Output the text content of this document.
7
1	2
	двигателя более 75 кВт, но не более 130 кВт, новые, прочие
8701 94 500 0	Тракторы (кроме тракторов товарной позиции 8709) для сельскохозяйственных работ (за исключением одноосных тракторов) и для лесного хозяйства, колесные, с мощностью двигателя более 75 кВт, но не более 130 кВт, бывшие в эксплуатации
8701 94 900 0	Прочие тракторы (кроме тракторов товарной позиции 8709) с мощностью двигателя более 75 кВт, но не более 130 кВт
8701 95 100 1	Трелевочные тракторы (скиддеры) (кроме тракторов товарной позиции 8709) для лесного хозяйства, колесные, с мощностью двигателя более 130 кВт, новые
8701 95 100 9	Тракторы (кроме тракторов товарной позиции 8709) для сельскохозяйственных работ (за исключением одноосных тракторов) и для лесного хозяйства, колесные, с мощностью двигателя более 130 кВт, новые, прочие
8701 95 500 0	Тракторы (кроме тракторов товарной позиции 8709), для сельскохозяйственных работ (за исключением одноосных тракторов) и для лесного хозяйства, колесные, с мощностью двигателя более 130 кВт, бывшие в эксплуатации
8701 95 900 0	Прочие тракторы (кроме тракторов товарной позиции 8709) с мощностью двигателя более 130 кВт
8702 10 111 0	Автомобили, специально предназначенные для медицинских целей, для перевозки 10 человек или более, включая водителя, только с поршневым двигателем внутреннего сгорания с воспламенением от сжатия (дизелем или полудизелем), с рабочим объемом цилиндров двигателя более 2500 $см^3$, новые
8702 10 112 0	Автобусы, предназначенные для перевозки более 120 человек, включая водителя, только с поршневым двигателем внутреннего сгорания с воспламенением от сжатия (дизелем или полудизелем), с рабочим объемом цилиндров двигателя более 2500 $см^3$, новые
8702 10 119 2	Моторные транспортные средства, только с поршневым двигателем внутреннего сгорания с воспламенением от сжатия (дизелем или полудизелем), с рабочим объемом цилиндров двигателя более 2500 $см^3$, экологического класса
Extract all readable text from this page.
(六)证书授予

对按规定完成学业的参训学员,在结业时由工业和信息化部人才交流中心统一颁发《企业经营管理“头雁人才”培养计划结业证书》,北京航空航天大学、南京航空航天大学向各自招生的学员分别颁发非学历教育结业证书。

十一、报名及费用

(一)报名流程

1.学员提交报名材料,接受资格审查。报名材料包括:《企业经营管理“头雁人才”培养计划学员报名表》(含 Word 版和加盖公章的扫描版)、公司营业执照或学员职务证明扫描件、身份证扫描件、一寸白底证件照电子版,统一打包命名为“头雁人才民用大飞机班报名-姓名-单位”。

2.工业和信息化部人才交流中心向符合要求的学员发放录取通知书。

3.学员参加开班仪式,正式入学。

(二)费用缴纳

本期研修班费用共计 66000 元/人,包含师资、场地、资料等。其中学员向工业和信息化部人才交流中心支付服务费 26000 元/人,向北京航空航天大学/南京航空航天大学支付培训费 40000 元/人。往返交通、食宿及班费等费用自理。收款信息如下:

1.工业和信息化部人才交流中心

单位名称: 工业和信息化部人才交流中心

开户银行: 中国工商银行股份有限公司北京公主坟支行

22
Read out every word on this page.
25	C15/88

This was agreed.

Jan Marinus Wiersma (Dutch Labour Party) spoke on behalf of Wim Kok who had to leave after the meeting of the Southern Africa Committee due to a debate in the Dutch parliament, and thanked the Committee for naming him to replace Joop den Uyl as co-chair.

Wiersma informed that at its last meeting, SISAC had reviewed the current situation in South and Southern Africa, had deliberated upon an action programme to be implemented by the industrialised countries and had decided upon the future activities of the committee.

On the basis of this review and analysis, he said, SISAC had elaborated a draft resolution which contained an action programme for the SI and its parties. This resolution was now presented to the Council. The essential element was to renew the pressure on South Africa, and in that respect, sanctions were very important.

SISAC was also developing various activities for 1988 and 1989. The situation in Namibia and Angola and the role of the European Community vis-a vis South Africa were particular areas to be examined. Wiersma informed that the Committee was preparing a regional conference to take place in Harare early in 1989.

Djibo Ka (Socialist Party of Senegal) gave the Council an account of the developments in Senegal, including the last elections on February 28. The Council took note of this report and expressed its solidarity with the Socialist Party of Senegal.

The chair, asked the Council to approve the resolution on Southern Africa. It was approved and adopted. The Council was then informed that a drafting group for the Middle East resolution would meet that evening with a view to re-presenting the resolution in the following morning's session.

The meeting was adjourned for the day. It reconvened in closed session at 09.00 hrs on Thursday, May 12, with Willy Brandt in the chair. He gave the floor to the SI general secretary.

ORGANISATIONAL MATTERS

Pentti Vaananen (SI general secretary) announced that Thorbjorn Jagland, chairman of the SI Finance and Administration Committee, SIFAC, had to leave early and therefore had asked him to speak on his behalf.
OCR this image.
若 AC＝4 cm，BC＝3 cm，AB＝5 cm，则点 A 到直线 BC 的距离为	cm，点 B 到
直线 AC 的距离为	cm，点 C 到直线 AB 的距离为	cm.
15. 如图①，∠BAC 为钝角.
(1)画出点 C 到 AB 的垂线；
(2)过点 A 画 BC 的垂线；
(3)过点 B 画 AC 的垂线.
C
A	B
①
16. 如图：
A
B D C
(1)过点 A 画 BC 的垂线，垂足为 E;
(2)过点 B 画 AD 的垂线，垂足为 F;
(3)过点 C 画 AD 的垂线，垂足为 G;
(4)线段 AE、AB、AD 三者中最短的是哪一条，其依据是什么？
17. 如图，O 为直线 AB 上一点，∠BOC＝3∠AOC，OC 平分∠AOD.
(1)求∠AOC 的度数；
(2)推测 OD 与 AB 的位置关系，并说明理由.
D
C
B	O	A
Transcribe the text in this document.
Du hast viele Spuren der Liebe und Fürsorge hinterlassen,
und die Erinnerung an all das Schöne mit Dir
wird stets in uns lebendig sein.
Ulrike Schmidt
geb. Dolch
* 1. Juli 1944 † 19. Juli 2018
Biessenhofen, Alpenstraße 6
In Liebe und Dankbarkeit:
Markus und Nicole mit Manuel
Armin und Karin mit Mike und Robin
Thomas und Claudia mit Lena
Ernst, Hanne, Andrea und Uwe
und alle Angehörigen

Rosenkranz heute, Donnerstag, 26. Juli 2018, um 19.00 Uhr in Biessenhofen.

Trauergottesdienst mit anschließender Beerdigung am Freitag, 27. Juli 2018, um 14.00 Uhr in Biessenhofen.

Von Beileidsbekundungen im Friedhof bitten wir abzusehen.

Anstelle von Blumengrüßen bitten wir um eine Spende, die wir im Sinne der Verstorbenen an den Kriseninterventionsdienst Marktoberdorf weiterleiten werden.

• _Exercise description_:
Quote the data in full, keeping each word unchanged.

• _Result_:
Output the text content of this document.
7
1	2
	двигателя более 75 кВт, но не более 130 кВт, новые, прочие
8701 94 500 0	Тракторы (кроме тракторов товарной позиции 8709) для сельскохозяйственных работ (за исключением одноосных тракторов) и для лесного хозяйства, колесные, с мощностью двигателя более 75 кВт, но не более 130 кВт, бывшие в эксплуатации
8701 94 900 0	Прочие тракторы (кроме тракторов товарной позиции 8709) с мощностью двигателя более 75 кВт, но не более 130 кВт
8701 95 100 1	Трелевочные тракторы (скиддеры) (кроме тракторов товарной позиции 8709) для лесного хозяйства, колесные, с мощностью двигателя более 130 кВт, новые
8701 95 100 9	Тракторы (кроме тракторов товарной позиции 8709) для сельскохозяйственных работ (за исключением одноосных тракторов) и для лесного хозяйства, колесные, с мощностью двигателя более 130 кВт, новые, прочие
8701 95 500 0	Тракторы (кроме тракторов товарной позиции 8709), для сельскохозяйственных работ (за исключением одноосных тракторов) и для лесного хозяйства, колесные, с мощностью двигателя более 130 кВт, бывшие в эксплуатации
8701 95 900 0	Прочие тракторы (кроме тракторов товарной позиции 8709) с мощностью двигателя более 130 кВт
8702 10 111 0	Автомобили, специально предназначенные для медицинских целей, для перевозки 10 человек или более, включая водителя, только с поршневым двигателем внутреннего сгорания с воспламенением от сжатия (дизелем или полудизелем), с рабочим объемом цилиндров двигателя более 2500 $см^3$, новые
8702 10 112 0	Автобусы, предназначенные для перевозки более 120 человек, включая водителя, только с поршневым двигателем внутреннего сгорания с воспламенением от сжатия (дизелем или полудизелем), с рабочим объемом цилиндров двигателя более 2500 $см^3$, новые
8702 10 119 2	Моторные транспортные средства, только с поршневым двигателем внутреннего сгорания с воспламенением от сжатия (дизелем или полудизелем), с рабочим объемом цилиндров двигателя более 2500 $см^3$, экологического класса
Extract all readable text from this page.
(六)证书授予

对按规定完成学业的参训学员,在结业时由工业和信息化部人才交流中心统一颁发《企业经营管理“头雁人才”培养计划结业证书》,北京航空航天大学、南京航空航天大学向各自招生的学员分别颁发非学历教育结业证书。

十一、报名及费用

(一)报名流程

1.学员提交报名材料,接受资格审查。报名材料包括:《企业经营管理“头雁人才”培养计划学员报名表》(含 Word 版和加盖公章的扫描版)、公司营业执照或学员职务证明扫描件、身份证扫描件、一寸白底证件照电子版,统一打包命名为“头雁人才民用大飞机班报名-姓名-单位”。

2.工业和信息化部人才交流中心向符合要求的学员发放录取通知书。

3.学员参加开班仪式,正式入学。

(二)费用缴纳

本期研修班费用共计 66000 元/人,包含师资、场地、资料等。其中学员向工业和信息化部人才交流中心支付服务费 26000 元/人,向北京航空航天大学/南京航空航天大学支付培训费 40000 元/人。往返交通、食宿及班费等费用自理。收款信息如下:

1.工业和信息化部人才交流中心

单位名称: 工业和信息化部人才交流中心

开户银行: 中国工商银行股份有限公司北京公主坟支行

22
Read out every word on this page.
25	C15/88

This was agreed.

Jan Marinus Wiersma (Dutch Labour Party) spoke on behalf of Wim Kok who had to leave after the meeting of the Southern Africa Committee due to a debate in the Dutch parliament, and thanked the Committee for naming him to replace Joop den Uyl as co-chair.

Wiersma informed that at its last meeting, SISAC had reviewed the current situation in South and Southern Africa, had deliberated upon an action programme to be implemented by the industrialised countries and had decided upon the future activities of the committee.

On the basis of this review and analysis, he said, SISAC had elaborated a draft resolution which contained an action programme for the SI and its parties. This resolution was now presented to the Council. The essential element was to renew the pressure on South Africa, and in that respect, sanctions were very important.

SISAC was also developing various activities for 1988 and 1989. The situation in Namibia and Angola and the role of the European Community vis-a vis South Africa were particular areas to be examined. Wiersma informed that the Committee was preparing a regional conference to take place in Harare early in 1989.

Djibo Ka (Socialist Party of Senegal) gave the Council an account of the developments in Senegal, including the last elections on February 28. The Council took note of this report and expressed its solidarity with the Socialist Party of Senegal.

The chair, asked the Council to approve the resolution on Southern Africa. It was approved and adopted. The Council was then informed that a drafting group for the Middle East resolution would meet that evening with a view to re-presenting the resolution in the following morning's session.

The meeting was adjourned for the day. It reconvened in closed session at 09.00 hrs on Thursday, May 12, with Willy Brandt in the chair. He gave the floor to the SI general secretary.

ORGANISATIONAL MATTERS

Pentti Vaananen (SI general secretary) announced that Thorbjorn Jagland, chairman of the SI Finance and Administration Committee, SIFAC, had to leave early and therefore had asked him to speak on his behalf.
OCR this image.
若 AC＝4 cm，BC＝3 cm，AB＝5 cm，则点 A 到直线 BC 的距离为	cm，点 B 到
直线 AC 的距离为	cm，点 C 到直线 AB 的距离为	cm.
15. 如图①，∠BAC 为钝角.
(1)画出点 C 到 AB 的垂线；
(2)过点 A 画 BC 的垂线；
(3)过点 B 画 AC 的垂线.
C
A	B
①
16. 如图：
A
B D C
(1)过点 A 画 BC 的垂线，垂足为 E;
(2)过点 B 画 AD 的垂线，垂足为 F;
(3)过点 C 画 AD 的垂线，垂足为 G;
(4)线段 AE、AB、AD 三者中最短的是哪一条，其依据是什么？
17. 如图，O 为直线 AB 上一点，∠BOC＝3∠AOC，OC 平分∠AOD.
(1)求∠AOC 的度数；
(2)推测 OD 与 AB 的位置关系，并说明理由.
D
C
B	O	A
Transcribe the text in this document.
Du hast viele Spuren der Liebe und Fürsorge hinterlassen,
und die Erinnerung an all das Schöne mit Dir
wird stets in uns lebendig sein.
Ulrike Schmidt
geb. Dolch
* 1. Juli 1944 † 19. Juli 2018
Biessenhofen, Alpenstraße 6
In Liebe und Dankbarkeit:
Markus und Nicole mit Manuel
Armin und Karin mit Mike und Robin
Thomas und Claudia mit Lena
Ernst, Hanne, Andrea und Uwe
und alle Angehörigen

Rosenkranz heute, Donnerstag, 26. Juli 2018, um 19.00 Uhr in Biessenhofen.

Trauergottesdienst mit anschließender Beerdigung am Freitag, 27. Juli 2018, um 14.00 Uhr in Biessenhofen.

Von Beileidsbekundungen im Friedhof bitten wir abzusehen.

Anstelle von Blumengrüßen bitten wir um eine Spende, die wir im Sinne der Verstorbenen an den Kriseninterventionsdienst Marktoberdorf weiterleiten werden.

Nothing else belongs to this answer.